-- WRITTEN TASK --
Give, as a bare number, the count of lines that contain the word "JSON".

-- MATERIAL FOR THE TASK --
+ + + + +

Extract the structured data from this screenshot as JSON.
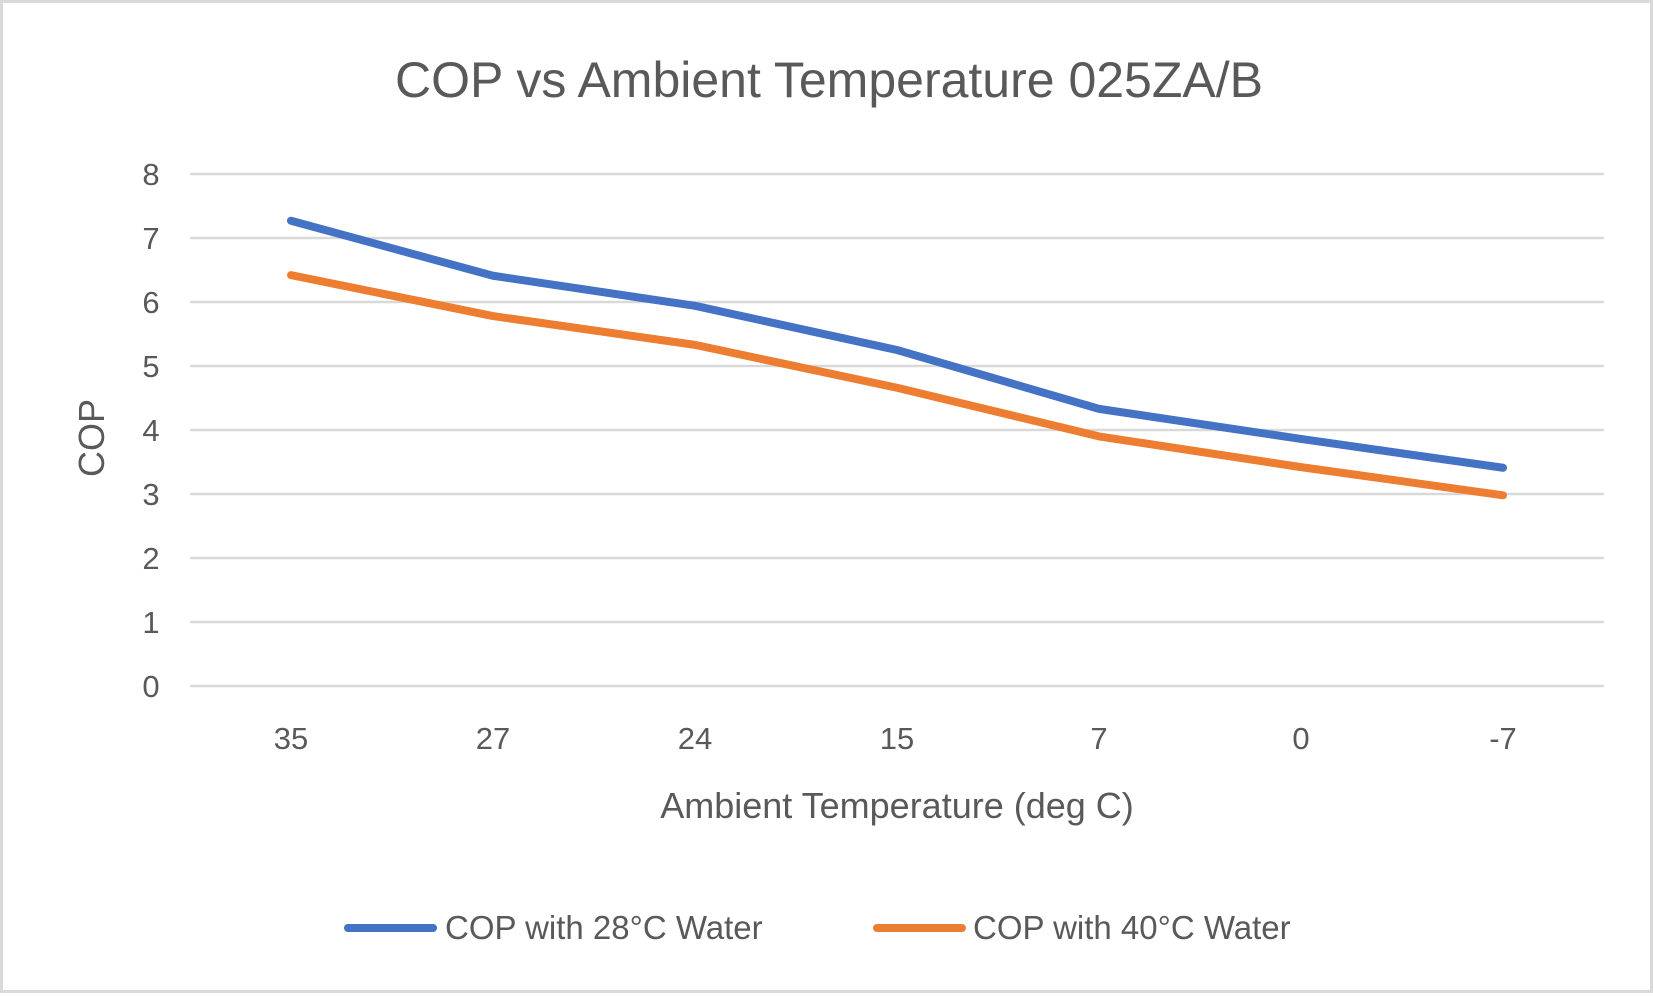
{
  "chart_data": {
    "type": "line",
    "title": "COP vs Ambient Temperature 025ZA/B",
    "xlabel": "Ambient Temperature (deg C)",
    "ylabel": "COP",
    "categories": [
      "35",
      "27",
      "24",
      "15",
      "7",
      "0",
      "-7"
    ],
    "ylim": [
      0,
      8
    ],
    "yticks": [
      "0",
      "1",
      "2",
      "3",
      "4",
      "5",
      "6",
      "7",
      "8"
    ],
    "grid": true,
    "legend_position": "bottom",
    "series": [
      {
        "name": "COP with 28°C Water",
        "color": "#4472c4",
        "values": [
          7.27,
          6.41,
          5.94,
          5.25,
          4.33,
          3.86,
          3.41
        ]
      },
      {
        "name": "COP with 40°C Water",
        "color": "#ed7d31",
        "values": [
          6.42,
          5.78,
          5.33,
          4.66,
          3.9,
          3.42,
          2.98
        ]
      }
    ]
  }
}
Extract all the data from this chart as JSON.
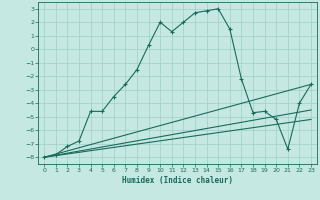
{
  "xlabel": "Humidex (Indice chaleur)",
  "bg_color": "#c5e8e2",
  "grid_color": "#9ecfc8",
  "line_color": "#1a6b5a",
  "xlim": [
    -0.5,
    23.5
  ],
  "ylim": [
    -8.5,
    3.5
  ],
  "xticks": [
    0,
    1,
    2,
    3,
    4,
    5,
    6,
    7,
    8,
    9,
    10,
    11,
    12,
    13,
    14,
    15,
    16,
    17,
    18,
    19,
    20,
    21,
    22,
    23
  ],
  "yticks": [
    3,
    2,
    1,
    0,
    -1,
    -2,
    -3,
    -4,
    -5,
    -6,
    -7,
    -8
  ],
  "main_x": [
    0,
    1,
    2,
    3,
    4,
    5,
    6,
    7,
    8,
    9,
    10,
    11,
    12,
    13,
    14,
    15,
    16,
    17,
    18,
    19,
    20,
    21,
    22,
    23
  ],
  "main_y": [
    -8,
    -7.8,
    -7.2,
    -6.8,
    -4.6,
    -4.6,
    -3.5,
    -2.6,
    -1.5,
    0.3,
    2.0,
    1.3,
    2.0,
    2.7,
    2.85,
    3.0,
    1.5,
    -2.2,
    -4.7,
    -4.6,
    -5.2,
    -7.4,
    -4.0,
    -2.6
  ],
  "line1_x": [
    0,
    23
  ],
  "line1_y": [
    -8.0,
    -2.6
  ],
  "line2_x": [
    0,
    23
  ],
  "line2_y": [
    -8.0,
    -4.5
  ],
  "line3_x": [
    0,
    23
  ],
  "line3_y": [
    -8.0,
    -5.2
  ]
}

+ + + + +

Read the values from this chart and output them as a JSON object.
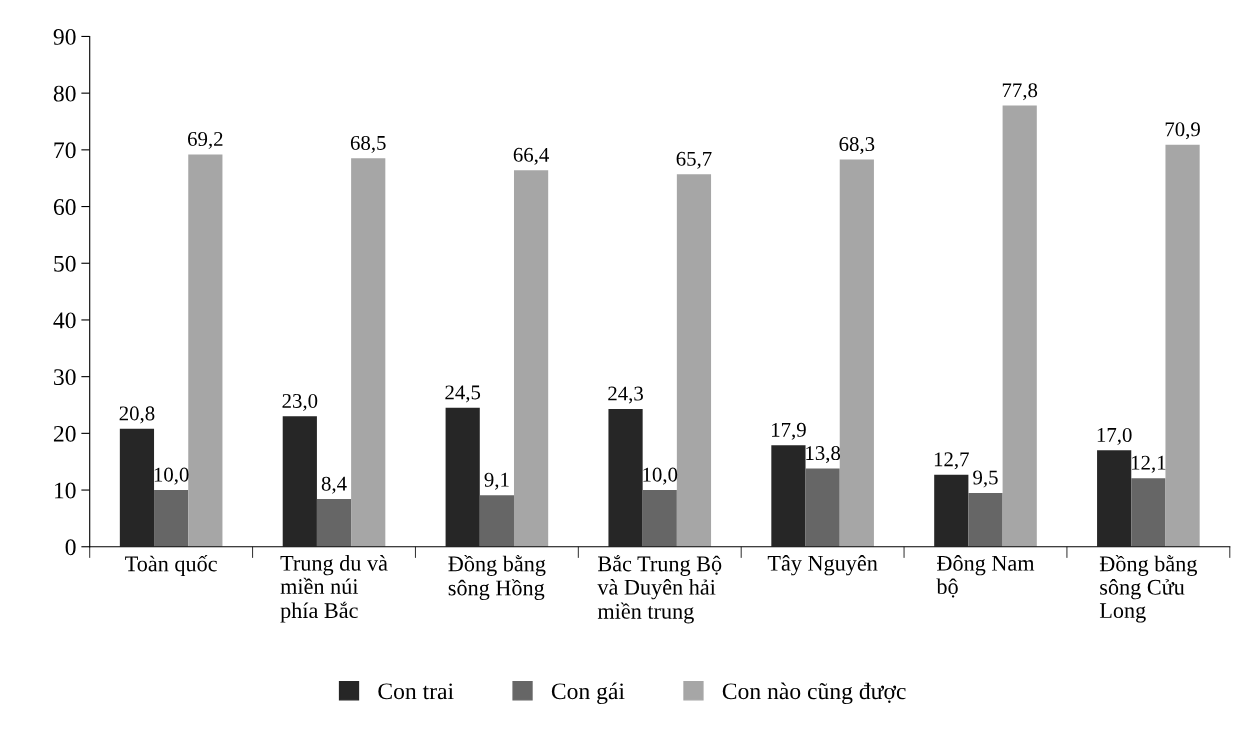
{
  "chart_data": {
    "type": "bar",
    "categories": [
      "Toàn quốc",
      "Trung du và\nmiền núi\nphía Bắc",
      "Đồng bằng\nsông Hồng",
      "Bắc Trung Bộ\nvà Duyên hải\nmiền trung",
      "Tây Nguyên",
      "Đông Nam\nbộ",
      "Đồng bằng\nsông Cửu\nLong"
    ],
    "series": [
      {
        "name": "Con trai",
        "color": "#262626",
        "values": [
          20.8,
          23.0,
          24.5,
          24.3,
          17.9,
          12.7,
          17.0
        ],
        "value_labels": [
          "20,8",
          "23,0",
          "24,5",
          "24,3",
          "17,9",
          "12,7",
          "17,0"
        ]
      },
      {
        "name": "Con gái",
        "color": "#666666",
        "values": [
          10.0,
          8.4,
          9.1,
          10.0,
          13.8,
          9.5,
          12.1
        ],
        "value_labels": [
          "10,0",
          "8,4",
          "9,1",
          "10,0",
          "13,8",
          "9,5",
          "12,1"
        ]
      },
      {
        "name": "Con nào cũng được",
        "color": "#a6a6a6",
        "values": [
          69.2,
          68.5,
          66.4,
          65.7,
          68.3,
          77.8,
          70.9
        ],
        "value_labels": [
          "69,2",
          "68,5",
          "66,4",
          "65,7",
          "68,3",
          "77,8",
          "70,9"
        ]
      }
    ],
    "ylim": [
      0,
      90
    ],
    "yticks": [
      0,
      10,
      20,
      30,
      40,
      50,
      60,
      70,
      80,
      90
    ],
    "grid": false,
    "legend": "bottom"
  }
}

+ + + + +

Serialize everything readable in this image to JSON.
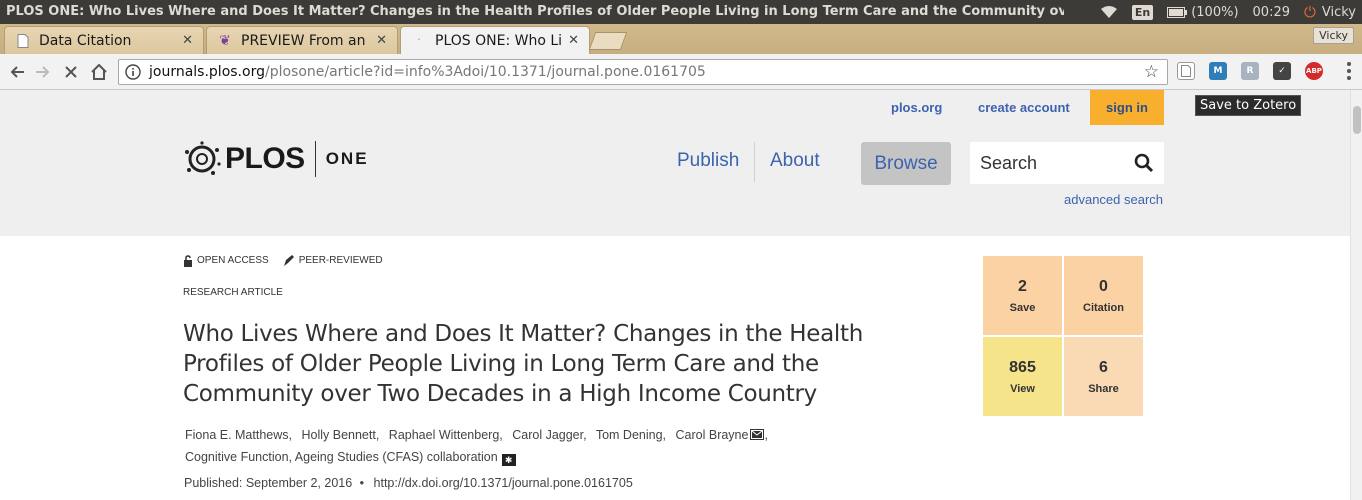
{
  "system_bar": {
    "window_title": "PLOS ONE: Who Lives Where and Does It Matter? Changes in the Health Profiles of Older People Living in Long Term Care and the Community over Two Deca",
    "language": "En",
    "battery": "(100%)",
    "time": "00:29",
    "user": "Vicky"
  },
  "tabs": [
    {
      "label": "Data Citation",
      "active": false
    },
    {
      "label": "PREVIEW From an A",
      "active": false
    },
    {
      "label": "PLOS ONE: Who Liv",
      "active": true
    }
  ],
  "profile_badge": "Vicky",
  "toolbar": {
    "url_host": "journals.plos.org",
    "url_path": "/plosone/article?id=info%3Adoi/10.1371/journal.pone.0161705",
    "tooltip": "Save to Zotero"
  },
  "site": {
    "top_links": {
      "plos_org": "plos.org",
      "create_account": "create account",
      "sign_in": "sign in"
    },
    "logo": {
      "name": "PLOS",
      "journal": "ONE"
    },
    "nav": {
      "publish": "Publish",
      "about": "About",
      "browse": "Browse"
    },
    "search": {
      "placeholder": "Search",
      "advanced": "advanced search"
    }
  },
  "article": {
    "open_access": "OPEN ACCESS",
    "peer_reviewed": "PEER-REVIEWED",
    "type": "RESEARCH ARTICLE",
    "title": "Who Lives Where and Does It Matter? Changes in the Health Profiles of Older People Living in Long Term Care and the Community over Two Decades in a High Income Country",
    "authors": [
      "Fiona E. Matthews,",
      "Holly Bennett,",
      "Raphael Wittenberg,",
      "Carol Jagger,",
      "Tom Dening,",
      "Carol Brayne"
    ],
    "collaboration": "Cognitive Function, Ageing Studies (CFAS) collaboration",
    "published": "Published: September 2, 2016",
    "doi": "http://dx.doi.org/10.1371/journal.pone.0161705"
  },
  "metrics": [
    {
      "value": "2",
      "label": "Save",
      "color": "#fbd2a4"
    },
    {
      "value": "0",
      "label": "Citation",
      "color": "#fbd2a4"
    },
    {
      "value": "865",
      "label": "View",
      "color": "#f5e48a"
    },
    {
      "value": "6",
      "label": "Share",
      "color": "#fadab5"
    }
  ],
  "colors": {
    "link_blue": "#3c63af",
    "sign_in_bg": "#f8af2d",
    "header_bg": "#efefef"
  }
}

+ + + + +

-- TASK OUTPUT --
4